** START Supplied information **
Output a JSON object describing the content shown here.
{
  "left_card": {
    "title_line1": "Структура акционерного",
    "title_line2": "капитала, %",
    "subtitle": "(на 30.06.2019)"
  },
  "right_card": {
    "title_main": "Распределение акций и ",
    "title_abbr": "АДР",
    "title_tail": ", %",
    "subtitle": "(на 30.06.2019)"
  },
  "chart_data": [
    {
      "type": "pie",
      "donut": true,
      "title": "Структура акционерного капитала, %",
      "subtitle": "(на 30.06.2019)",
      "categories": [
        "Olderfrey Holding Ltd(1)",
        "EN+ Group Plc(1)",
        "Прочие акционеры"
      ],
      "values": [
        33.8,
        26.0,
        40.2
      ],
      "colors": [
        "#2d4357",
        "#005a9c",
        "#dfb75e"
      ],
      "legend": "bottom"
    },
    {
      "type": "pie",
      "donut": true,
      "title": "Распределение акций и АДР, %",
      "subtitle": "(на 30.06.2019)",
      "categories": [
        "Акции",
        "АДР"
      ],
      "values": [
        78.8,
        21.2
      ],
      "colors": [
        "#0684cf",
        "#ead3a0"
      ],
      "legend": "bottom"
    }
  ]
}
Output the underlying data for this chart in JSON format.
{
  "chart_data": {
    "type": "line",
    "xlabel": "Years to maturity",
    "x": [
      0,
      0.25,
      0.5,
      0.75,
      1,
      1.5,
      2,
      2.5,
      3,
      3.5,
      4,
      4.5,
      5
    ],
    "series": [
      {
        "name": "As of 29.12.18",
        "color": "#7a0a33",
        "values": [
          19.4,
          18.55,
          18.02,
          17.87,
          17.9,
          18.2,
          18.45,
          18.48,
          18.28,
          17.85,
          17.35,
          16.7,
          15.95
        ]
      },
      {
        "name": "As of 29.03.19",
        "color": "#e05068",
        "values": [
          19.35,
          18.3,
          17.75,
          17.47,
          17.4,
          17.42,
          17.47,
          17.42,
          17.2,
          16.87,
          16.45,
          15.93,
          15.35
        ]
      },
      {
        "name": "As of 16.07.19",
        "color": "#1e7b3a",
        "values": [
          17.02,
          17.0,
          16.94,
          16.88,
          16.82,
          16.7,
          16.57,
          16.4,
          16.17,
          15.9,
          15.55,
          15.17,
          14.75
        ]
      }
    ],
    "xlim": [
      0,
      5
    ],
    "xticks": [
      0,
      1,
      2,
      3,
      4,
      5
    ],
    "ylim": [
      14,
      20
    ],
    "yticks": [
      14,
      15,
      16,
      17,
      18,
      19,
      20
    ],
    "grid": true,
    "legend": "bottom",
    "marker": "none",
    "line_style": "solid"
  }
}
** END Supplied information **
▸ Problem statement
Recite the full listing above exactly.

▸ Exercise solution
Output a JSON object describing the content shown here.
{
  "left_card": {
    "title_line1": "Структура акционерного",
    "title_line2": "капитала, %",
    "subtitle": "(на 30.06.2019)"
  },
  "right_card": {
    "title_main": "Распределение акций и ",
    "title_abbr": "АДР",
    "title_tail": ", %",
    "subtitle": "(на 30.06.2019)"
  },
  "chart_data": [
    {
      "type": "pie",
      "donut": true,
      "title": "Структура акционерного капитала, %",
      "subtitle": "(на 30.06.2019)",
      "categories": [
        "Olderfrey Holding Ltd(1)",
        "EN+ Group Plc(1)",
        "Прочие акционеры"
      ],
      "values": [
        33.8,
        26.0,
        40.2
      ],
      "colors": [
        "#2d4357",
        "#005a9c",
        "#dfb75e"
      ],
      "legend": "bottom"
    },
    {
      "type": "pie",
      "donut": true,
      "title": "Распределение акций и АДР, %",
      "subtitle": "(на 30.06.2019)",
      "categories": [
        "Акции",
        "АДР"
      ],
      "values": [
        78.8,
        21.2
      ],
      "colors": [
        "#0684cf",
        "#ead3a0"
      ],
      "legend": "bottom"
    }
  ]
}
Output the underlying data for this chart in JSON format.
{
  "chart_data": {
    "type": "line",
    "xlabel": "Years to maturity",
    "x": [
      0,
      0.25,
      0.5,
      0.75,
      1,
      1.5,
      2,
      2.5,
      3,
      3.5,
      4,
      4.5,
      5
    ],
    "series": [
      {
        "name": "As of 29.12.18",
        "color": "#7a0a33",
        "values": [
          19.4,
          18.55,
          18.02,
          17.87,
          17.9,
          18.2,
          18.45,
          18.48,
          18.28,
          17.85,
          17.35,
          16.7,
          15.95
        ]
      },
      {
        "name": "As of 29.03.19",
        "color": "#e05068",
        "values": [
          19.35,
          18.3,
          17.75,
          17.47,
          17.4,
          17.42,
          17.47,
          17.42,
          17.2,
          16.87,
          16.45,
          15.93,
          15.35
        ]
      },
      {
        "name": "As of 16.07.19",
        "color": "#1e7b3a",
        "values": [
          17.02,
          17.0,
          16.94,
          16.88,
          16.82,
          16.7,
          16.57,
          16.4,
          16.17,
          15.9,
          15.55,
          15.17,
          14.75
        ]
      }
    ],
    "xlim": [
      0,
      5
    ],
    "xticks": [
      0,
      1,
      2,
      3,
      4,
      5
    ],
    "ylim": [
      14,
      20
    ],
    "yticks": [
      14,
      15,
      16,
      17,
      18,
      19,
      20
    ],
    "grid": true,
    "legend": "bottom",
    "marker": "none",
    "line_style": "solid"
  }
}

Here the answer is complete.